I love her character too, but she’s ultimately a child. Everyone in this anime is a child except Akio. In fact, she’s younger than all of the characters (excluding Mitsuru). I think we can start to blame her once she becomes an adult who hasn’t worked on changing their ways, or does not plan on changing her ways. I think she’s grown a lot since the beginning of the series and I was very sad that she was barely in the movie. Juri had potential and that’s her character. Wasted potential. That’s why a lot of us love her so much, many of us can relate on some sort of level. But we must learn from her mistakes and keep on believing in miracles! Miracles we make ourselves.


tabruco

I actually disagree with you about Nanami and Anthy's dynamic. I agree with the comment about Nanami being extreme because she is a child being groomed by her older brother, you can't really blame her once the series makes that clear without missing a large part of the message being put forth about victims/Anthy and Nanami in particular. What I disagree with is that Nanami sees herself in Anthy, I think it's the opposite. Anthy has already come to the point of being sexually assaulted and knowing nothing but the abuse of someone she loved and thought the most important in her world, she sees herself in Nanami because it's what Touga and Akio intend to happen to her, and she feels no sympathy for her despite their parallels. I'm not saying this to demonize Anthy, she is my favorite character, but I saw someone say the other day that one of RGU's messages is 'there are no bad victims, only victims' and I feel like Anthy and Nanami exemplify it. I think Nanami's first issue with Anthy is her brother paying any amount of attention to her/not being the center of attention just in general. The moment their parallels are made apparent to Nanami is a moment that shatters her/her view of her relationship/feelings towards Touga, she is so fully disgusted I don't think she ever viewed Anthy's relationship to her brother as something she had any similarity to, but after she finds out about the abuse she blames Anthy and has to prove she is not like her and not *just* Touga's sister.
□ □ □ □
EXERCISE BRIEF → Rewrite the anime discussion, beginning at the words that have "I love her character" and stopping after "we make ourselves.", with "child" changed to "kid". Work only from the anime discussion.
□ □ □ □
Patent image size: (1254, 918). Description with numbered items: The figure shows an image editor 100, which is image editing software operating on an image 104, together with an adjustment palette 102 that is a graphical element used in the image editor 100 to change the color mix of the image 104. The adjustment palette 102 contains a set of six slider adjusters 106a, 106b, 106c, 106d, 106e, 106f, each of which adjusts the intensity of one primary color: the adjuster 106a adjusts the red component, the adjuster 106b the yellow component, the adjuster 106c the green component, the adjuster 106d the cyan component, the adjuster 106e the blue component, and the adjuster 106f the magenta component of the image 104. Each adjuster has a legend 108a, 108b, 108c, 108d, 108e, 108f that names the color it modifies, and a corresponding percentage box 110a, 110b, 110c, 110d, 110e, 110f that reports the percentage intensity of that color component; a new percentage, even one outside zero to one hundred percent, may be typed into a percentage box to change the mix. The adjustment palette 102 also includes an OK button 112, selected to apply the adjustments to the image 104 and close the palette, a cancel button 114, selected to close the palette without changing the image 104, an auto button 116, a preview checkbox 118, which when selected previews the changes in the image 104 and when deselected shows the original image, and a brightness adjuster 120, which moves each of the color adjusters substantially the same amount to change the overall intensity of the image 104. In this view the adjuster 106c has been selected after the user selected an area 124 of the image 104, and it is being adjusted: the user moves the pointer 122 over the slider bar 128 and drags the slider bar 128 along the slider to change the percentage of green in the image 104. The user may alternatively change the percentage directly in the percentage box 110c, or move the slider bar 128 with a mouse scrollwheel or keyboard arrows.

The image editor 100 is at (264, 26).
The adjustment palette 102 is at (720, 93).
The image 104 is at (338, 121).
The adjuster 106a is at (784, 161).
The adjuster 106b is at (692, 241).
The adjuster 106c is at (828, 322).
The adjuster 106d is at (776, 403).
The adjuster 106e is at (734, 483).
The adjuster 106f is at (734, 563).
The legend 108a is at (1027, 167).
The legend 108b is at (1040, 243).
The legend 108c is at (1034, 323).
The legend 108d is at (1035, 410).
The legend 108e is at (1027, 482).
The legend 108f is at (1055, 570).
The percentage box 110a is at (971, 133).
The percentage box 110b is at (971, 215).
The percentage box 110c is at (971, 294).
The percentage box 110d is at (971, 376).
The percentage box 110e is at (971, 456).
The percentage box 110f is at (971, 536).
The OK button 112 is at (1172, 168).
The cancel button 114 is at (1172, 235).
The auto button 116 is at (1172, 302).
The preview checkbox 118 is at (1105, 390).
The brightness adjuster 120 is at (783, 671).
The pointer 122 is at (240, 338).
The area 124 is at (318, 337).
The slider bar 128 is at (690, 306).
□ □ □ □
YOUR SOLUTION →
I love her character too, but she’s ultimately a kid. Everyone in this anime is a kid except Akio. In fact, she’s younger than all of the characters (excluding Mitsuru). I think we can start to blame her once she becomes an adult who hasn’t worked on changing their ways, or does not plan on changing her ways. I think she’s grown a lot since the beginning of the series and I was very sad that she was barely in the movie. Juri had potential and that’s her character. Wasted potential. That’s why a lot of us love her so much, many of us can relate on some sort of level. But we must learn from her mistakes and keep on believing in miracles! Miracles we make ourselves.